**WORK INSTRUCTIONS**
All of the records below need to be copied exactly.

....

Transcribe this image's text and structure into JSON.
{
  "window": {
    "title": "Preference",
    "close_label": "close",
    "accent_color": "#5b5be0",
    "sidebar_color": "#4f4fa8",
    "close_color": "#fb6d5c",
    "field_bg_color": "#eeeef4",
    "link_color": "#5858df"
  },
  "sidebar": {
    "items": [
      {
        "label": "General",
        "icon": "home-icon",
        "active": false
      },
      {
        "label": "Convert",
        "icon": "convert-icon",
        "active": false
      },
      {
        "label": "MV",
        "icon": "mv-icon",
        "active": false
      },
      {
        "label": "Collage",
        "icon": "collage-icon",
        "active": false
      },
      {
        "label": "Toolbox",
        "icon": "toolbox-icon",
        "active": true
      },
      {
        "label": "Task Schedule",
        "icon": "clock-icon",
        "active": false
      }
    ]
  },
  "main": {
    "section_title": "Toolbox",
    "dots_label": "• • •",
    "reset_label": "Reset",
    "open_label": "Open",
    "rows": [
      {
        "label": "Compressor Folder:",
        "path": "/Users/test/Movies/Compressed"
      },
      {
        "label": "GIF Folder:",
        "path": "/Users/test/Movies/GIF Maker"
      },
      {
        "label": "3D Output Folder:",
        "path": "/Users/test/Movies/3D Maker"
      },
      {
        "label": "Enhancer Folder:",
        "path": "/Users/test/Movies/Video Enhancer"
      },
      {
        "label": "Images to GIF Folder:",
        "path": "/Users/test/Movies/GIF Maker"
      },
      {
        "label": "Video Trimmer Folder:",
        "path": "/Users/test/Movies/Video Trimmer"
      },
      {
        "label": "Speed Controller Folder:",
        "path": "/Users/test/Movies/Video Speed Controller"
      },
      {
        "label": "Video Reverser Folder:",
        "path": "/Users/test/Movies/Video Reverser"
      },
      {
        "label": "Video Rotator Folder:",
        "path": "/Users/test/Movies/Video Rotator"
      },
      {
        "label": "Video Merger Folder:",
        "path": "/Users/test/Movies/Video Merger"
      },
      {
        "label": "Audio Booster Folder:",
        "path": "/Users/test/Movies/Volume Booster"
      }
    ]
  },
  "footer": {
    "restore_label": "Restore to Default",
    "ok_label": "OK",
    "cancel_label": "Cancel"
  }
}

....

**FINISHED TASK**
Transcribe this image's text and structure into JSON.
{
  "window": {
    "title": "Preference",
    "close_label": "close",
    "accent_color": "#5b5be0",
    "sidebar_color": "#4f4fa8",
    "close_color": "#fb6d5c",
    "field_bg_color": "#eeeef4",
    "link_color": "#5858df"
  },
  "sidebar": {
    "items": [
      {
        "label": "General",
        "icon": "home-icon",
        "active": false
      },
      {
        "label": "Convert",
        "icon": "convert-icon",
        "active": false
      },
      {
        "label": "MV",
        "icon": "mv-icon",
        "active": false
      },
      {
        "label": "Collage",
        "icon": "collage-icon",
        "active": false
      },
      {
        "label": "Toolbox",
        "icon": "toolbox-icon",
        "active": true
      },
      {
        "label": "Task Schedule",
        "icon": "clock-icon",
        "active": false
      }
    ]
  },
  "main": {
    "section_title": "Toolbox",
    "dots_label": "• • •",
    "reset_label": "Reset",
    "open_label": "Open",
    "rows": [
      {
        "label": "Compressor Folder:",
        "path": "/Users/test/Movies/Compressed"
      },
      {
        "label": "GIF Folder:",
        "path": "/Users/test/Movies/GIF Maker"
      },
      {
        "label": "3D Output Folder:",
        "path": "/Users/test/Movies/3D Maker"
      },
      {
        "label": "Enhancer Folder:",
        "path": "/Users/test/Movies/Video Enhancer"
      },
      {
        "label": "Images to GIF Folder:",
        "path": "/Users/test/Movies/GIF Maker"
      },
      {
        "label": "Video Trimmer Folder:",
        "path": "/Users/test/Movies/Video Trimmer"
      },
      {
        "label": "Speed Controller Folder:",
        "path": "/Users/test/Movies/Video Speed Controller"
      },
      {
        "label": "Video Reverser Folder:",
        "path": "/Users/test/Movies/Video Reverser"
      },
      {
        "label": "Video Rotator Folder:",
        "path": "/Users/test/Movies/Video Rotator"
      },
      {
        "label": "Video Merger Folder:",
        "path": "/Users/test/Movies/Video Merger"
      },
      {
        "label": "Audio Booster Folder:",
        "path": "/Users/test/Movies/Volume Booster"
      }
    ]
  },
  "footer": {
    "restore_label": "Restore to Default",
    "ok_label": "OK",
    "cancel_label": "Cancel"
  }
}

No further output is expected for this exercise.